WHAT YOU HAVE TO DO: Show all lines from the data that include the word "Current".

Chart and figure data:
— START —

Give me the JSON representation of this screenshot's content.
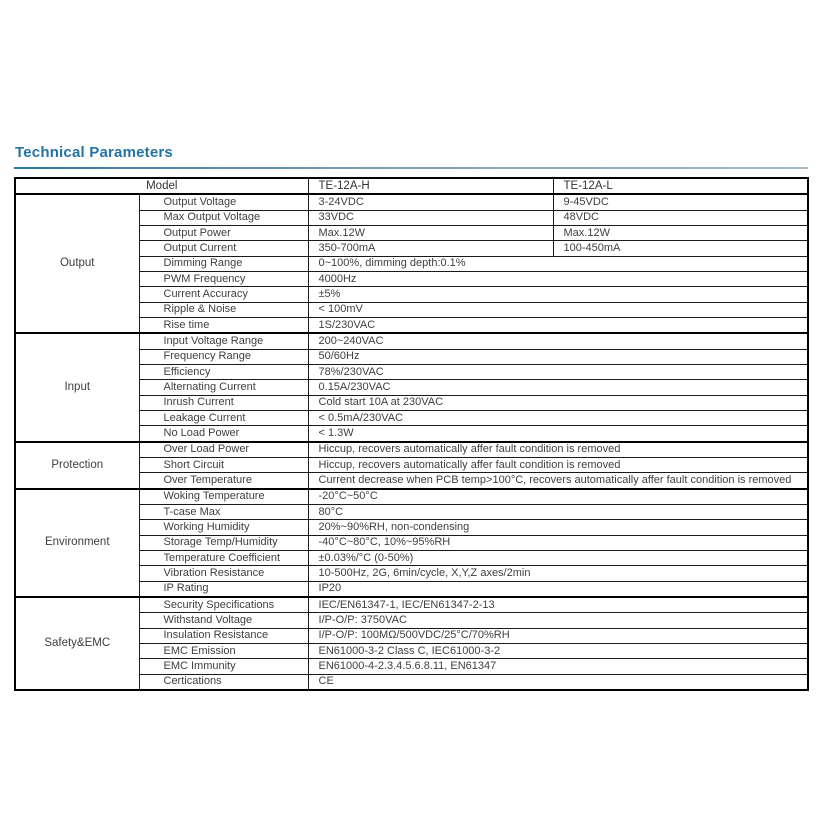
{
  "page": {
    "title": "Technical Parameters"
  },
  "colors": {
    "title_blue": "#2473a6",
    "rule_blue_fade": "#a7bac4",
    "table_border": "#000000",
    "table_text": "#3f3f3f"
  },
  "table": {
    "header": {
      "model_label": "Model",
      "col_h": "TE-12A-H",
      "col_l": "TE-12A-L"
    },
    "groups": [
      {
        "label": "Output",
        "rows": [
          {
            "param": "Output Voltage",
            "h": "3-24VDC",
            "l": "9-45VDC"
          },
          {
            "param": "Max Output Voltage",
            "h": "33VDC",
            "l": "48VDC"
          },
          {
            "param": "Output Power",
            "h": "Max.12W",
            "l": "Max.12W"
          },
          {
            "param": "Output Current",
            "h": "350-700mA",
            "l": "100-450mA"
          },
          {
            "param": "Dimming Range",
            "value": "0~100%, dimming depth:0.1%"
          },
          {
            "param": "PWM Frequency",
            "value": "4000Hz"
          },
          {
            "param": "Current Accuracy",
            "value": "±5%"
          },
          {
            "param": "Ripple & Noise",
            "value": "< 100mV"
          },
          {
            "param": "Rise time",
            "value": "1S/230VAC"
          }
        ]
      },
      {
        "label": "Input",
        "rows": [
          {
            "param": "Input Voltage Range",
            "value": "200~240VAC"
          },
          {
            "param": "Frequency Range",
            "value": "50/60Hz"
          },
          {
            "param": "Efficiency",
            "value": "78%/230VAC"
          },
          {
            "param": "Alternating Current",
            "value": "0.15A/230VAC"
          },
          {
            "param": "Inrush Current",
            "value": "Cold start 10A at 230VAC"
          },
          {
            "param": "Leakage Current",
            "value": "< 0.5mA/230VAC"
          },
          {
            "param": "No Load Power",
            "value": "< 1.3W"
          }
        ]
      },
      {
        "label": "Protection",
        "rows": [
          {
            "param": "Over Load Power",
            "value": "Hiccup, recovers automatically affer fault condition is removed"
          },
          {
            "param": "Short Circuit",
            "value": "Hiccup, recovers automatically affer fault condition is removed"
          },
          {
            "param": "Over Temperature",
            "value": "Current decrease when PCB temp>100°C, recovers automatically affer fault condition is removed"
          }
        ]
      },
      {
        "label": "Environment",
        "rows": [
          {
            "param": "Woking Temperature",
            "value": "-20°C~50°C"
          },
          {
            "param": "T-case Max",
            "value": "80°C"
          },
          {
            "param": "Working Humidity",
            "value": "20%~90%RH, non-condensing"
          },
          {
            "param": "Storage Temp/Humidity",
            "value": "-40°C~80°C, 10%~95%RH"
          },
          {
            "param": "Temperature Coefficient",
            "value": "±0.03%/°C (0-50%)"
          },
          {
            "param": "Vibration Resistance",
            "value": "10-500Hz, 2G, 6min/cycle, X,Y,Z axes/2min"
          },
          {
            "param": "IP Rating",
            "value": "IP20"
          }
        ]
      },
      {
        "label": "Safety&EMC",
        "rows": [
          {
            "param": "Security Specifications",
            "value": "IEC/EN61347-1, IEC/EN61347-2-13"
          },
          {
            "param": "Withstand Voltage",
            "value": "I/P-O/P: 3750VAC"
          },
          {
            "param": "Insulation Resistance",
            "value": "I/P-O/P: 100MΩ/500VDC/25°C/70%RH"
          },
          {
            "param": "EMC Emission",
            "value": "EN61000-3-2 Class C, IEC61000-3-2"
          },
          {
            "param": "EMC Immunity",
            "value": "EN61000-4-2.3.4.5.6.8.11, EN61347"
          },
          {
            "param": "Certications",
            "value": "CE"
          }
        ]
      }
    ]
  }
}
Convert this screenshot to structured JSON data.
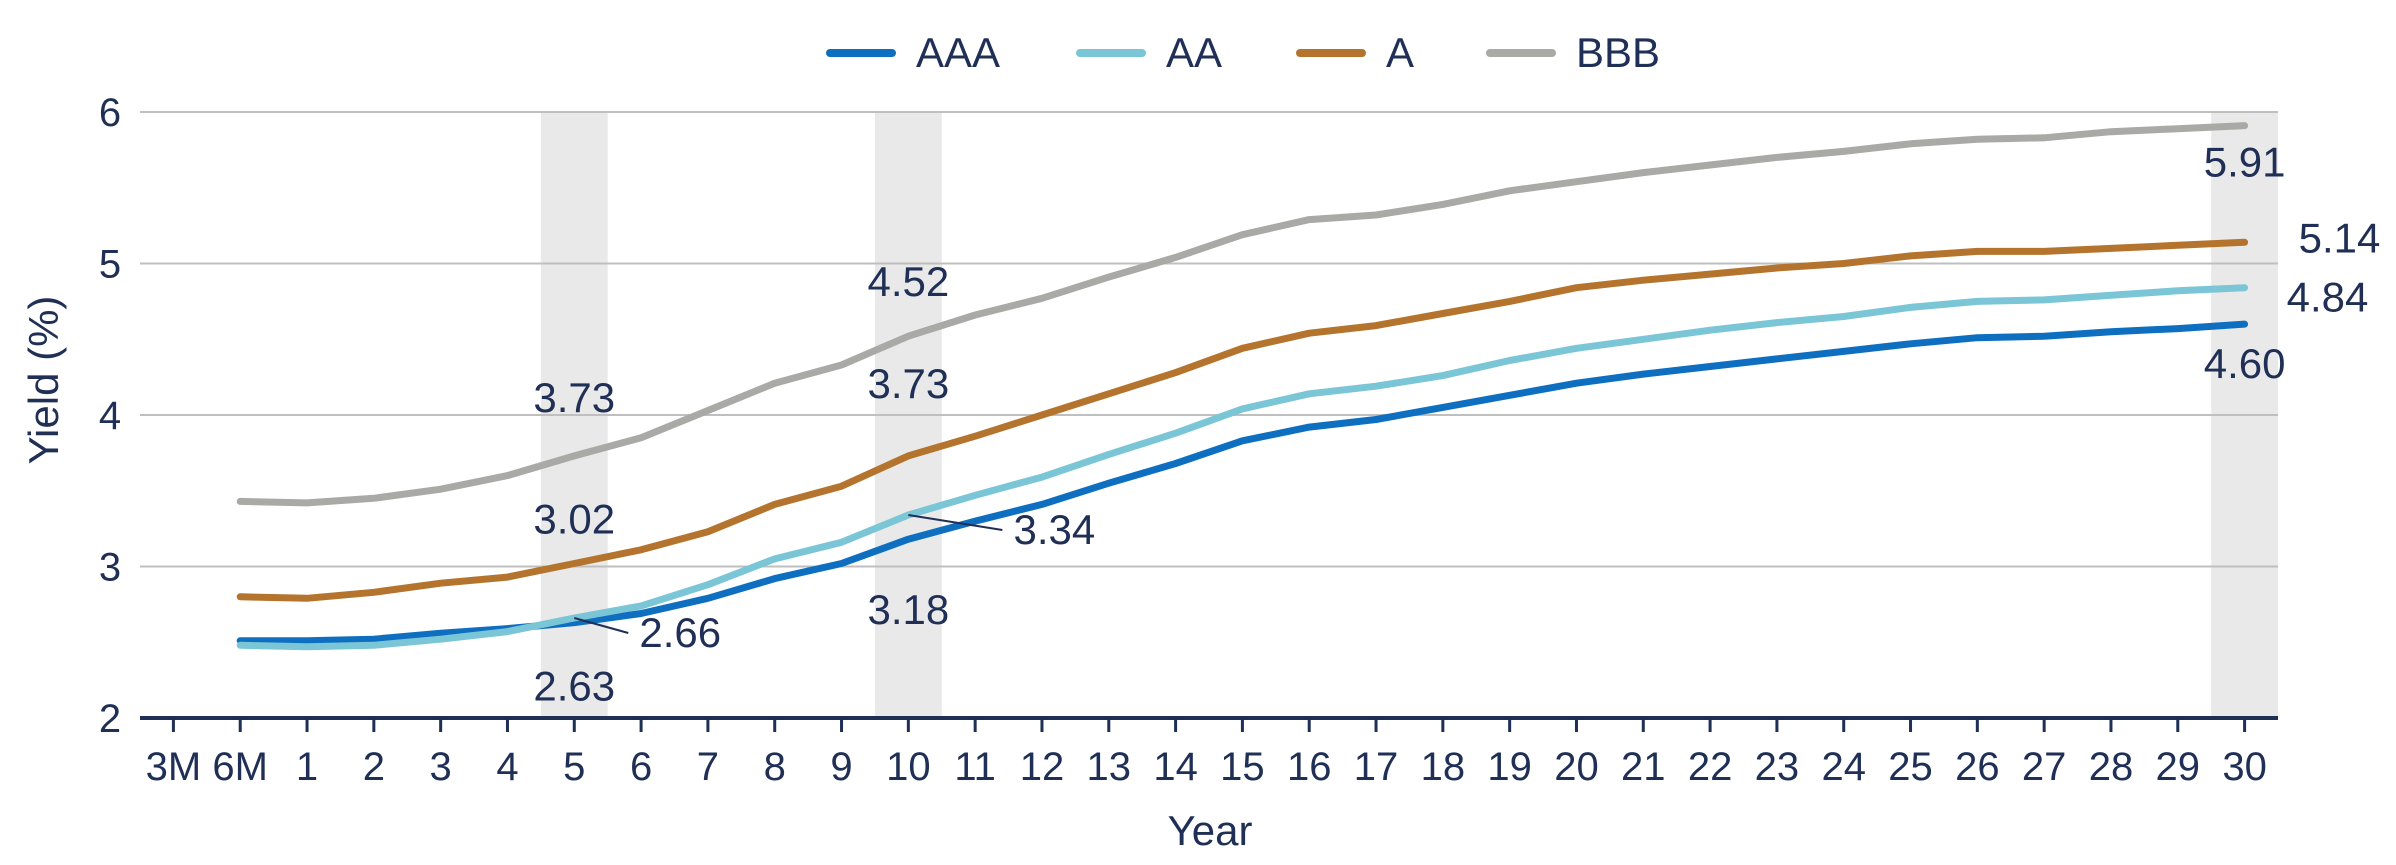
{
  "chart_data": {
    "type": "line",
    "title": "",
    "xlabel": "Year",
    "ylabel": "Yield (%)",
    "ylim": [
      2,
      6
    ],
    "yticks": [
      2,
      3,
      4,
      5,
      6
    ],
    "grid": true,
    "legend_position": "top-center",
    "categories": [
      "3M",
      "6M",
      "1",
      "2",
      "3",
      "4",
      "5",
      "6",
      "7",
      "8",
      "9",
      "10",
      "11",
      "12",
      "13",
      "14",
      "15",
      "16",
      "17",
      "18",
      "19",
      "20",
      "21",
      "22",
      "23",
      "24",
      "25",
      "26",
      "27",
      "28",
      "29",
      "30"
    ],
    "highlight_bands": [
      "5",
      "10",
      "30"
    ],
    "series": [
      {
        "name": "AAA",
        "color": "#0e6fc0",
        "values": [
          null,
          2.51,
          2.51,
          2.52,
          2.56,
          2.59,
          2.63,
          2.69,
          2.79,
          2.92,
          3.02,
          3.18,
          3.3,
          3.41,
          3.55,
          3.68,
          3.83,
          3.92,
          3.97,
          4.05,
          4.13,
          4.21,
          4.27,
          4.32,
          4.37,
          4.42,
          4.47,
          4.51,
          4.52,
          4.55,
          4.57,
          4.6
        ]
      },
      {
        "name": "AA",
        "color": "#7bc6d6",
        "values": [
          null,
          2.48,
          2.47,
          2.48,
          2.52,
          2.57,
          2.66,
          2.74,
          2.88,
          3.05,
          3.16,
          3.34,
          3.47,
          3.59,
          3.74,
          3.88,
          4.04,
          4.14,
          4.19,
          4.26,
          4.36,
          4.44,
          4.5,
          4.56,
          4.61,
          4.65,
          4.71,
          4.75,
          4.76,
          4.79,
          4.82,
          4.84
        ]
      },
      {
        "name": "A",
        "color": "#b5742e",
        "values": [
          null,
          2.8,
          2.79,
          2.83,
          2.89,
          2.93,
          3.02,
          3.11,
          3.23,
          3.41,
          3.53,
          3.73,
          3.86,
          4.0,
          4.14,
          4.28,
          4.44,
          4.54,
          4.59,
          4.67,
          4.75,
          4.84,
          4.89,
          4.93,
          4.97,
          5.0,
          5.05,
          5.08,
          5.08,
          5.1,
          5.12,
          5.14
        ]
      },
      {
        "name": "BBB",
        "color": "#a9a9a6",
        "values": [
          null,
          3.43,
          3.42,
          3.45,
          3.51,
          3.6,
          3.73,
          3.85,
          4.03,
          4.21,
          4.33,
          4.52,
          4.66,
          4.77,
          4.91,
          5.04,
          5.19,
          5.29,
          5.32,
          5.39,
          5.48,
          5.54,
          5.6,
          5.65,
          5.7,
          5.74,
          5.79,
          5.82,
          5.83,
          5.87,
          5.89,
          5.91
        ]
      }
    ],
    "annotations": [
      {
        "text": "3.73",
        "series": "BBB",
        "x": "5"
      },
      {
        "text": "3.02",
        "series": "A",
        "x": "5"
      },
      {
        "text": "2.66",
        "series": "AA",
        "x": "5"
      },
      {
        "text": "2.63",
        "series": "AAA",
        "x": "5"
      },
      {
        "text": "4.52",
        "series": "BBB",
        "x": "10"
      },
      {
        "text": "3.73",
        "series": "A",
        "x": "10"
      },
      {
        "text": "3.34",
        "series": "AA",
        "x": "10"
      },
      {
        "text": "3.18",
        "series": "AAA",
        "x": "10"
      },
      {
        "text": "5.91",
        "series": "BBB",
        "x": "30"
      },
      {
        "text": "5.14",
        "series": "A",
        "x": "30"
      },
      {
        "text": "4.84",
        "series": "AA",
        "x": "30"
      },
      {
        "text": "4.60",
        "series": "AAA",
        "x": "30"
      }
    ]
  }
}
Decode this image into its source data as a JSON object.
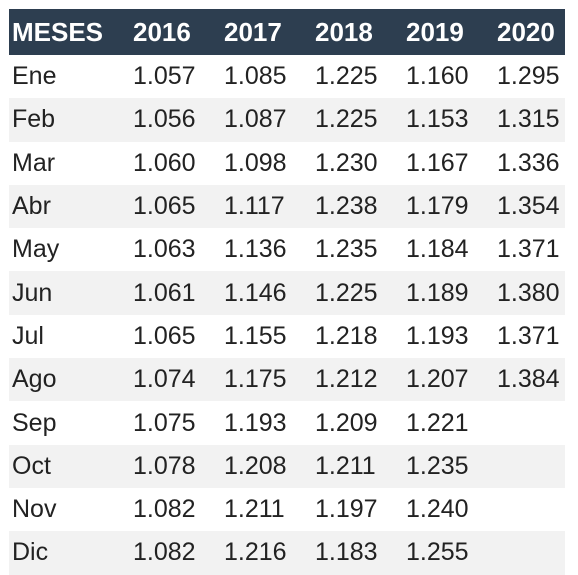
{
  "table": {
    "headers": [
      "MESES",
      "2016",
      "2017",
      "2018",
      "2019",
      "2020"
    ],
    "rows": [
      [
        "Ene",
        "1.057",
        "1.085",
        "1.225",
        "1.160",
        "1.295"
      ],
      [
        "Feb",
        "1.056",
        "1.087",
        "1.225",
        "1.153",
        "1.315"
      ],
      [
        "Mar",
        "1.060",
        "1.098",
        "1.230",
        "1.167",
        "1.336"
      ],
      [
        "Abr",
        "1.065",
        "1.117",
        "1.238",
        "1.179",
        "1.354"
      ],
      [
        "May",
        "1.063",
        "1.136",
        "1.235",
        "1.184",
        "1.371"
      ],
      [
        "Jun",
        "1.061",
        "1.146",
        "1.225",
        "1.189",
        "1.380"
      ],
      [
        "Jul",
        "1.065",
        "1.155",
        "1.218",
        "1.193",
        "1.371"
      ],
      [
        "Ago",
        "1.074",
        "1.175",
        "1.212",
        "1.207",
        "1.384"
      ],
      [
        "Sep",
        "1.075",
        "1.193",
        "1.209",
        "1.221",
        ""
      ],
      [
        "Oct",
        "1.078",
        "1.208",
        "1.211",
        "1.235",
        ""
      ],
      [
        "Nov",
        "1.082",
        "1.211",
        "1.197",
        "1.240",
        ""
      ],
      [
        "Dic",
        "1.082",
        "1.216",
        "1.183",
        "1.255",
        ""
      ]
    ]
  },
  "colors": {
    "header_bg": "#2d3e50",
    "header_text": "#ffffff",
    "stripe_bg": "#f2f2f2",
    "body_text": "#222222"
  }
}
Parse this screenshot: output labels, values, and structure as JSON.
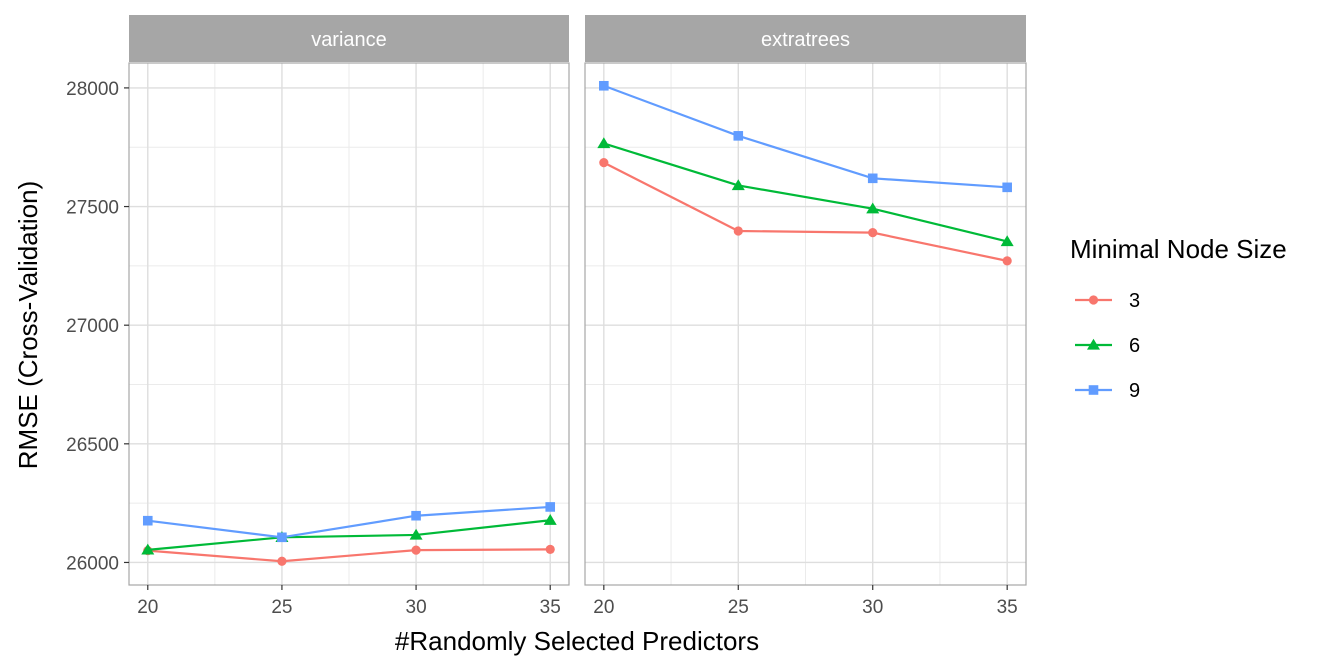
{
  "chart_data": {
    "type": "line",
    "xlabel": "#Randomly Selected Predictors",
    "ylabel": "RMSE (Cross-Validation)",
    "x_ticks": [
      "20",
      "25",
      "30",
      "35"
    ],
    "y_ticks": [
      "26000",
      "26500",
      "27000",
      "27500",
      "28000"
    ],
    "x": [
      20,
      25,
      30,
      35
    ],
    "xlim": [
      19.3,
      35.7
    ],
    "ylim": [
      25905,
      28105
    ],
    "grid": true,
    "legend_position": "right",
    "legend": {
      "title": "Minimal Node Size",
      "entries": [
        {
          "label": "3",
          "color": "#F8766D",
          "shape": "circle"
        },
        {
          "label": "6",
          "color": "#00BA38",
          "shape": "triangle"
        },
        {
          "label": "9",
          "color": "#619CFF",
          "shape": "square"
        }
      ]
    },
    "panels": [
      {
        "strip": "variance",
        "series": [
          {
            "name": "3",
            "values": [
              26050,
              26005,
              26052,
              26055
            ]
          },
          {
            "name": "6",
            "values": [
              26053,
              26106,
              26116,
              26178
            ]
          },
          {
            "name": "9",
            "values": [
              26176,
              26106,
              26197,
              26234
            ]
          }
        ]
      },
      {
        "strip": "extratrees",
        "series": [
          {
            "name": "3",
            "values": [
              27685,
              27397,
              27390,
              27271
            ]
          },
          {
            "name": "6",
            "values": [
              27766,
              27589,
              27491,
              27353
            ]
          },
          {
            "name": "9",
            "values": [
              28009,
              27798,
              27619,
              27581
            ]
          }
        ]
      }
    ]
  }
}
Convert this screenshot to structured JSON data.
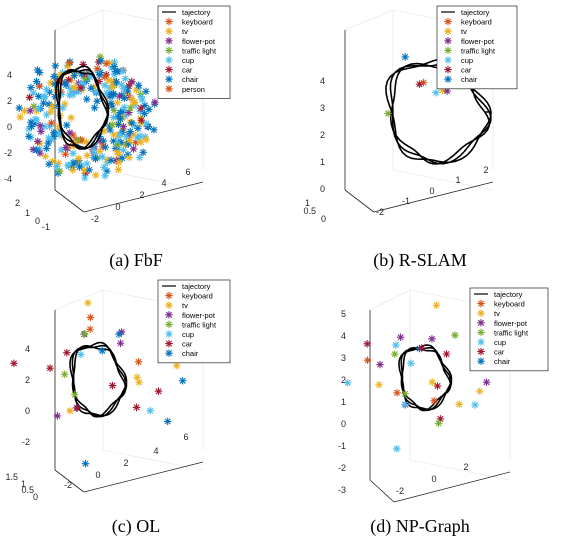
{
  "colors": {
    "keyboard": "#d95319",
    "tv": "#edb120",
    "flower-pot": "#7e2f8e",
    "traffic light": "#77ac30",
    "cup": "#4dbeee",
    "car": "#a2142f",
    "chair": "#0072bd",
    "person": "#d95319",
    "trajectory": "#000000"
  },
  "chart_data": [
    {
      "panel": "a",
      "type": "scatter",
      "caption": "(a) FbF",
      "legend": [
        "tajectory",
        "keyboard",
        "tv",
        "flower-pot",
        "traffic light",
        "cup",
        "car",
        "chair",
        "person"
      ],
      "z_ticks": [
        "4",
        "2",
        "0",
        "-2",
        "-4"
      ],
      "y_ticks": [
        "2",
        "1",
        "0",
        "-1"
      ],
      "x_ticks": [
        "-2",
        "0",
        "2",
        "4",
        "6"
      ],
      "points": [
        {
          "c": "chair",
          "x": 1,
          "y": 0.5,
          "z": 2.0
        },
        {
          "c": "chair",
          "x": 0.5,
          "y": 0.3,
          "z": 2.5
        },
        {
          "c": "cup",
          "x": 2.5,
          "y": 0.2,
          "z": 1.5
        },
        {
          "c": "tv",
          "x": -1,
          "y": 0.5,
          "z": 1.5
        },
        {
          "c": "chair",
          "x": 4,
          "y": 0.5,
          "z": 0.5
        },
        {
          "c": "cup",
          "x": 5,
          "y": 0.4,
          "z": -1
        },
        {
          "c": "flower-pot",
          "x": 6,
          "y": 0.5,
          "z": 2.5
        },
        {
          "c": "traffic light",
          "x": -2,
          "y": 0.3,
          "z": -1.5
        },
        {
          "c": "chair",
          "x": 3,
          "y": 0.6,
          "z": 3.5
        },
        {
          "c": "car",
          "x": 0,
          "y": 0.5,
          "z": 3.0
        }
      ]
    },
    {
      "panel": "b",
      "type": "scatter",
      "caption": "(b) R-SLAM",
      "legend": [
        "tajectory",
        "keyboard",
        "tv",
        "flower-pot",
        "traffic light",
        "cup",
        "car",
        "chair"
      ],
      "z_ticks": [
        "4",
        "3",
        "2",
        "1",
        "0"
      ],
      "y_ticks": [
        "1",
        "0.5",
        "0"
      ],
      "x_ticks": [
        "-2",
        "-1",
        "0",
        "1",
        "2"
      ],
      "points": [
        {
          "c": "chair",
          "x": -1.5,
          "y": 0.5,
          "z": 4.6
        },
        {
          "c": "keyboard",
          "x": -0.5,
          "y": 0.5,
          "z": 3.4
        },
        {
          "c": "car",
          "x": -0.7,
          "y": 0.5,
          "z": 3.3
        },
        {
          "c": "cup",
          "x": -0.2,
          "y": 0.5,
          "z": 3.0
        },
        {
          "c": "tv",
          "x": 0.2,
          "y": 0.5,
          "z": 2.9
        },
        {
          "c": "flower-pot",
          "x": 0.4,
          "y": 0.5,
          "z": 2.9
        },
        {
          "c": "traffic light",
          "x": -2.0,
          "y": 0.5,
          "z": 2.0
        }
      ]
    },
    {
      "panel": "c",
      "type": "scatter",
      "caption": "(c) OL",
      "legend": [
        "tajectory",
        "keyboard",
        "tv",
        "flower-pot",
        "traffic light",
        "cup",
        "car",
        "chair"
      ],
      "z_ticks": [
        "4",
        "2",
        "0",
        "-2"
      ],
      "y_ticks": [
        "1.5",
        "1",
        "0.5",
        "0"
      ],
      "x_ticks": [
        "-2",
        "0",
        "2",
        "4",
        "6"
      ],
      "points": [
        {
          "c": "flower-pot",
          "x": 2,
          "y": 0.5,
          "z": 5.0
        },
        {
          "c": "chair",
          "x": 0.5,
          "y": 0.5,
          "z": 4.0
        },
        {
          "c": "cup",
          "x": -1.5,
          "y": 0.5,
          "z": 3.5
        },
        {
          "c": "tv",
          "x": 3,
          "y": 0.5,
          "z": 2.0
        },
        {
          "c": "traffic light",
          "x": -2,
          "y": 0.5,
          "z": 1.0
        },
        {
          "c": "chair",
          "x": 5.5,
          "y": 0.5,
          "z": -0.5
        },
        {
          "c": "car",
          "x": 1,
          "y": 0.5,
          "z": 1.5
        },
        {
          "c": "cup",
          "x": 4,
          "y": 0.5,
          "z": 0.0
        }
      ]
    },
    {
      "panel": "d",
      "type": "scatter",
      "caption": "(d) NP-Graph",
      "legend": [
        "tajectory",
        "keyboard",
        "tv",
        "flower-pot",
        "traffic light",
        "cup",
        "car",
        "chair"
      ],
      "z_ticks": [
        "5",
        "4",
        "3",
        "2",
        "1",
        "0",
        "-1",
        "-2",
        "-3"
      ],
      "y_ticks": [],
      "x_ticks": [
        "-2",
        "0",
        "2"
      ],
      "points": [
        {
          "c": "flower-pot",
          "x": 0.5,
          "y": 0.5,
          "z": 5.0
        },
        {
          "c": "chair",
          "x": -0.5,
          "y": 0.5,
          "z": 4.0
        },
        {
          "c": "cup",
          "x": -1,
          "y": 0.5,
          "z": 3.0
        },
        {
          "c": "tv",
          "x": 0.5,
          "y": 0.5,
          "z": 1.5
        },
        {
          "c": "keyboard",
          "x": 0.8,
          "y": 0.5,
          "z": 0.5
        },
        {
          "c": "traffic light",
          "x": -1.5,
          "y": 0.5,
          "z": 1.0
        },
        {
          "c": "car",
          "x": 1.0,
          "y": 0.5,
          "z": 1.2
        },
        {
          "c": "cup",
          "x": -2.5,
          "y": 0.5,
          "z": -3.0
        }
      ]
    }
  ]
}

— END —

TASK RESULT:
            "param": "Output Current",
            "param": "Current Accuracy",
            "param": "Alternating Current",
            "param": "Inrush Current",
            "param": "Leakage Current",
            "value": "Current decrease when PCB temp>100°C, recovers automatically affer fault condition is removed"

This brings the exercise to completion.